→ Selected excerpt
###
In this week’s Drive, not one but two big names from the land of TV have juicy roles: Breaking Bad star Bryan Cranston and Mad Men’s Christina Hendricks (the latter also appears in Friday’s I Don't Know How She Does It). They’re hardly the first TV mainstays to find time for movies; likewise, they won’t be the first to boost their overall profile in so doing.
Take a trip down memory lane with highlights of a few actors who, in the midst of TV stardom, found time for movies—and benefited.
Hit Show: Friends
The most obvious example of an actor’s TV stardom affording movie opportunities galore, Aniston was almost as ubiquitous on the big screen during Friends’ 10-year run as she was on the small screen. Her first movie during that time, 1996’s She’s the One, bombed, but by the time her hit series came to an end, in 2004, she’d used movies to bolster her acting cred (The Good Girl), geek appeal (Office Space) and box office power (Bruce Almighty, Along Came Polly).
###
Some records

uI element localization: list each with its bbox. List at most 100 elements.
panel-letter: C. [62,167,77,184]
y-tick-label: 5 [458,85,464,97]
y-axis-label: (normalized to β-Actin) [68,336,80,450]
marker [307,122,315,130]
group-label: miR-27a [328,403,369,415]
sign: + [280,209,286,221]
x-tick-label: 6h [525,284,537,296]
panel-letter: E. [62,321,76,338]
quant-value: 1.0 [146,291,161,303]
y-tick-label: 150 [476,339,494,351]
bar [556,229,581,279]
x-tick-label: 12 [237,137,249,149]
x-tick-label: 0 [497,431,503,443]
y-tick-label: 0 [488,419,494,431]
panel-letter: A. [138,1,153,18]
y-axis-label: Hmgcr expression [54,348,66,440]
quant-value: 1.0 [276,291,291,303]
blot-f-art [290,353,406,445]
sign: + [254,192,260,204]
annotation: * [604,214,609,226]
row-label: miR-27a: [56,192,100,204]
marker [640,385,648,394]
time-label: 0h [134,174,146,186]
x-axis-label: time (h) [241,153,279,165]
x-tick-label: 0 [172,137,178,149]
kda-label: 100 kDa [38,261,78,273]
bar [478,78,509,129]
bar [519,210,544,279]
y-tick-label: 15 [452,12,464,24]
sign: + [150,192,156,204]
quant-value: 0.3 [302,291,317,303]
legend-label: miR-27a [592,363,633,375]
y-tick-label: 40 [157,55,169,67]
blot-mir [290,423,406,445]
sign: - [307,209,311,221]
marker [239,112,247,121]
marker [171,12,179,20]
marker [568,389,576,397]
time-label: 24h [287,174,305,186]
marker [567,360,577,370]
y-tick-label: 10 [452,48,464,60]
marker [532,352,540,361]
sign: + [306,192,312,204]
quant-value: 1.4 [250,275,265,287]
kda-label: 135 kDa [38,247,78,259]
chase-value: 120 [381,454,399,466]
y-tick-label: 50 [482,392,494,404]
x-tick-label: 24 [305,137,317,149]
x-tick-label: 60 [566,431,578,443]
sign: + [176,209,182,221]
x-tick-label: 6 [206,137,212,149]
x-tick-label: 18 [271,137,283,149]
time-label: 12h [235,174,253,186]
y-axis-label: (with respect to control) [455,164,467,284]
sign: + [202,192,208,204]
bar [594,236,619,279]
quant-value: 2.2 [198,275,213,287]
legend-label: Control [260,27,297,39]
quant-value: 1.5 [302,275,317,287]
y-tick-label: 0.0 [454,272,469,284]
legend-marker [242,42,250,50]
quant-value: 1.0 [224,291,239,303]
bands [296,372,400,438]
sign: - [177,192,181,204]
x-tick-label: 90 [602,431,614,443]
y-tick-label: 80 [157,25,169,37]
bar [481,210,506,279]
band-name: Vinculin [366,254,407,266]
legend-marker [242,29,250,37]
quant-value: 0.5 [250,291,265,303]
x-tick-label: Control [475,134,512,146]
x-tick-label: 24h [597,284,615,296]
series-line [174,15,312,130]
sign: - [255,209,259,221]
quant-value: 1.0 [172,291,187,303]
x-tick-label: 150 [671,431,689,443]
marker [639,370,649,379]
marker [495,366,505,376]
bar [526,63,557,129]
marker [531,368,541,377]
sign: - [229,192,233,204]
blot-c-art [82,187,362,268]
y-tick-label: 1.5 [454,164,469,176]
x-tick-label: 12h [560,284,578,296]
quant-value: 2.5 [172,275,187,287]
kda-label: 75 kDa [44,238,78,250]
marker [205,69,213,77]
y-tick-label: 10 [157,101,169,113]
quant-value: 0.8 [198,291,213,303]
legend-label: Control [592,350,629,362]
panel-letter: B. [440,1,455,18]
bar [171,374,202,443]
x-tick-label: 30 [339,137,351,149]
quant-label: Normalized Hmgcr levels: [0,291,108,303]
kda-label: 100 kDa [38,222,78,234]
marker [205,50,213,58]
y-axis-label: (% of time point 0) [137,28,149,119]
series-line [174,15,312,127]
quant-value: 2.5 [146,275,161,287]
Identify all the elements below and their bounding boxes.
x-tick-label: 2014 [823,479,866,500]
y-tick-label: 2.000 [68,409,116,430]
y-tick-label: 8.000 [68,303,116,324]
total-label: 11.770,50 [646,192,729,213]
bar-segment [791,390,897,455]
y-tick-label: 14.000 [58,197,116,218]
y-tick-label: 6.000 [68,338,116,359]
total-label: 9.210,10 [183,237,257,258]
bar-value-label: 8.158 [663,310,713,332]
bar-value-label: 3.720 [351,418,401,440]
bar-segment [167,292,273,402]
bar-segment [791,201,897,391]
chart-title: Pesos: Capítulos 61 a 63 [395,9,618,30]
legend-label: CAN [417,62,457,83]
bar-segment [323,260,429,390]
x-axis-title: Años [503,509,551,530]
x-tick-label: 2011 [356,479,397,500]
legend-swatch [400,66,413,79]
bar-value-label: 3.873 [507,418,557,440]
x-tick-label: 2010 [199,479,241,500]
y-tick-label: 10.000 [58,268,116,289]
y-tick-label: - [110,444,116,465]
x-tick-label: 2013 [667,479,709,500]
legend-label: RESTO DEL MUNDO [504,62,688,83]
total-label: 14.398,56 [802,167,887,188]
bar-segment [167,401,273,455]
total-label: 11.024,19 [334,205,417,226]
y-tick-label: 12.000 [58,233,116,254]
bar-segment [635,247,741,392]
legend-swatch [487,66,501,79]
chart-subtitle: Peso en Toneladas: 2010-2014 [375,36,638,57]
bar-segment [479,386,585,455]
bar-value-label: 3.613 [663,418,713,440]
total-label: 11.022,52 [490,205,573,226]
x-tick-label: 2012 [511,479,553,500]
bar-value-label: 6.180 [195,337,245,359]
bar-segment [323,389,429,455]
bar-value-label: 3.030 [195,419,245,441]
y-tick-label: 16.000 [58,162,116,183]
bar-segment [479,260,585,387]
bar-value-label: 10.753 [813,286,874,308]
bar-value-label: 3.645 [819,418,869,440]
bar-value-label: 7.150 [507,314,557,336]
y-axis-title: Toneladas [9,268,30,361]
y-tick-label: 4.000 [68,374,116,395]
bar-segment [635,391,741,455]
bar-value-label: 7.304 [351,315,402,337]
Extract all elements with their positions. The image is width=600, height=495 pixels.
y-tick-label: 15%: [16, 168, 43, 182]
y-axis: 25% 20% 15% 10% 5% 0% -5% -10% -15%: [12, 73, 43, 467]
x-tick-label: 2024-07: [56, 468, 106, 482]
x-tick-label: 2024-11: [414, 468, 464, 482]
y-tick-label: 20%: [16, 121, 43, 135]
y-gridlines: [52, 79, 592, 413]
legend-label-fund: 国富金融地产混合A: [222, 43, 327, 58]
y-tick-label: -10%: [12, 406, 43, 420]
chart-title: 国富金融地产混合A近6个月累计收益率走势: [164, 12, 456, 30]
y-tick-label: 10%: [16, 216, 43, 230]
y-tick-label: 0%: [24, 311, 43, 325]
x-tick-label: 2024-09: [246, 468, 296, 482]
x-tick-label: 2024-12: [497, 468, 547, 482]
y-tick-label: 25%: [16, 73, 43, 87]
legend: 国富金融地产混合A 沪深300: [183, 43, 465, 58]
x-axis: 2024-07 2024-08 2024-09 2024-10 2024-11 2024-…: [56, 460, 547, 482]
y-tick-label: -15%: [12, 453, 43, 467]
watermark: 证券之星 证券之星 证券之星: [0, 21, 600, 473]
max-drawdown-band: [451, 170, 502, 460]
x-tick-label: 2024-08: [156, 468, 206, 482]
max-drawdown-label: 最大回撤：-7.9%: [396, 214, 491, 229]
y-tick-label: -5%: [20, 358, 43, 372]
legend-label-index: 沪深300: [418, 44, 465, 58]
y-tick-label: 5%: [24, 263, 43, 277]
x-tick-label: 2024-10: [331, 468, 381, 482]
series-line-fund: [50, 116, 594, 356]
###
→ Task list
1: In the piece on TV stars in movies, condense the paragraph beginning "The most obvious example" into a brief bulleted list that keeps its main facts.
2: According to the piece on TV stars in movies, what was Aniston's first movie during the run of Friends?
3: Duplicate the part of the piece on TV stars in movies that opens with the words containing "Take a trip" and closes with "Along Came Polly).".
You can ignore the records.

→ Exercise solutions
1:
- Aniston is the clearest case of TV stardom opening doors to movie roles.
- During the 10-year run of Friends, she was nearly as common on the big screen as on the small one.
- Her first film in that period, She's the One (1996), bombed.
- By the time the series ended in 2004, her films had built up her acting credibility (The Good Girl), her geek appeal (Office Space) and her box office power (Bruce Almighty, Along Came Polly).

2: She's the One, from 1996.

3:
Take a trip down memory lane with highlights of a few actors who, in the midst of TV stardom, found time for movies—and benefited.
Hit Show: Friends
The most obvious example of an actor’s TV stardom affording movie opportunities galore, Aniston was almost as ubiquitous on the big screen during Friends’ 10-year run as she was on the small screen. Her first movie during that time, 1996’s She’s the One, bombed, but by the time her hit series came to an end, in 2004, she’d used movies to bolster her acting cred (The Good Girl), geek appeal (Office Space) and box office power (Bruce Almighty, Along Came Polly).